Set problem:
Count each line in which the word "JSON" appears. Reply with the total and nothing more.

-- begin Extracted material --

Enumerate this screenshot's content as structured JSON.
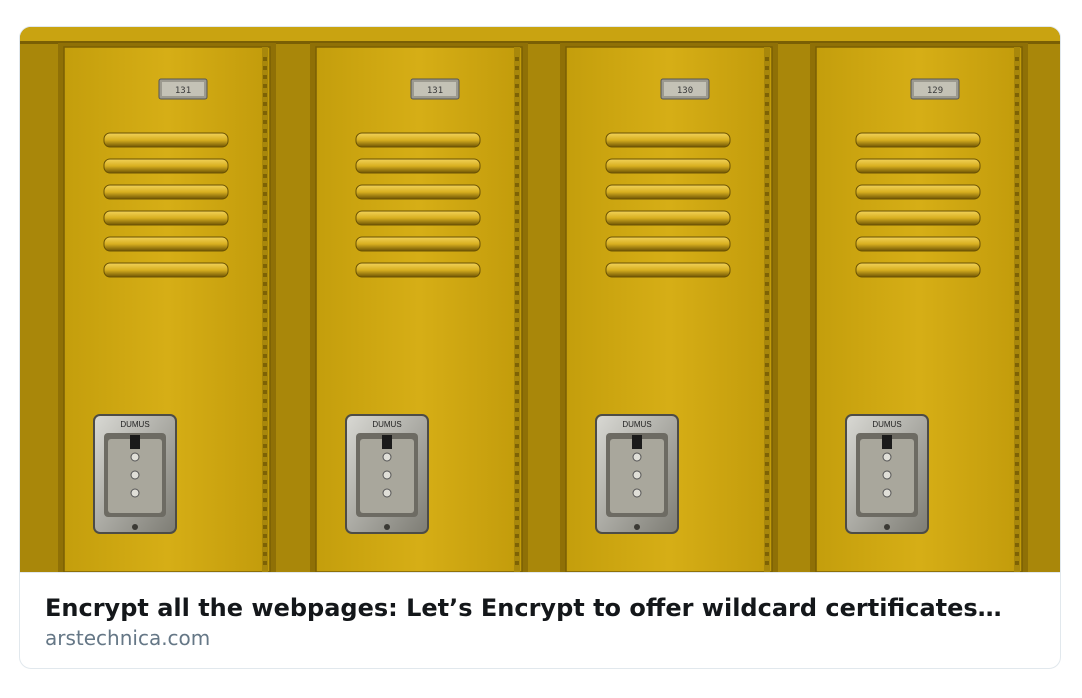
{
  "card": {
    "title": "Encrypt all the webpages: Let’s Encrypt to offer wildcard certificates…",
    "domain": "arstechnica.com"
  },
  "image": {
    "lockers": [
      {
        "number": "131",
        "brand": "DUMUS"
      },
      {
        "number": "131",
        "brand": "DUMUS"
      },
      {
        "number": "130",
        "brand": "DUMUS"
      },
      {
        "number": "129",
        "brand": "DUMUS"
      }
    ]
  },
  "colors": {
    "locker_yellow": "#d0a812",
    "locker_shadow": "#8a6d05",
    "title_text": "#14171a",
    "domain_text": "#657786",
    "border": "#e1e8ed"
  }
}
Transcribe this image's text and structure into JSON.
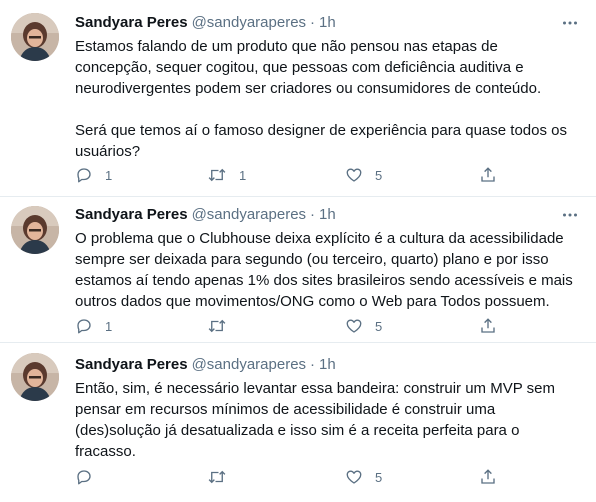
{
  "tweets": [
    {
      "author": {
        "name": "Sandyara Peres",
        "handle": "@sandyaraperes"
      },
      "separator": "·",
      "time": "1h",
      "text": "Estamos falando de um produto que não pensou nas etapas de\nconcepção, sequer cogitou, que pessoas com deficiência auditiva e\nneurodivergentes podem ser criadores ou consumidores de conteúdo.\n\nSerá que temos aí o famoso designer de experiência para quase todos os\nusuários?",
      "actions": {
        "reply_count": "1",
        "retweet_count": "1",
        "like_count": "5"
      }
    },
    {
      "author": {
        "name": "Sandyara Peres",
        "handle": "@sandyaraperes"
      },
      "separator": "·",
      "time": "1h",
      "text": "O problema que o Clubhouse deixa explícito é a cultura da acessibilidade\nsempre ser deixada para segundo (ou terceiro, quarto) plano e por isso\nestamos aí tendo apenas 1% dos sites brasileiros sendo acessíveis e mais\noutros dados que movimentos/ONG como o Web para Todos possuem.",
      "actions": {
        "reply_count": "1",
        "retweet_count": "",
        "like_count": "5"
      }
    },
    {
      "author": {
        "name": "Sandyara Peres",
        "handle": "@sandyaraperes"
      },
      "separator": "·",
      "time": "1h",
      "text": "Então, sim, é necessário levantar essa bandeira: construir um MVP sem\npensar em recursos mínimos de acessibilidade é construir uma\n(des)solução já desatualizada e isso sim é a receita perfeita para o\nfracasso.",
      "actions": {
        "reply_count": "",
        "retweet_count": "",
        "like_count": "5"
      }
    }
  ],
  "icons": {
    "avatar": "avatar-photo",
    "more": "more-horizontal-icon",
    "reply": "reply-icon",
    "retweet": "retweet-icon",
    "like": "heart-icon",
    "share": "share-icon"
  },
  "colors": {
    "text": "#0f1419",
    "secondary": "#5b7083",
    "divider": "#e6ecf0"
  }
}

-- end Extracted material --

Reply:
2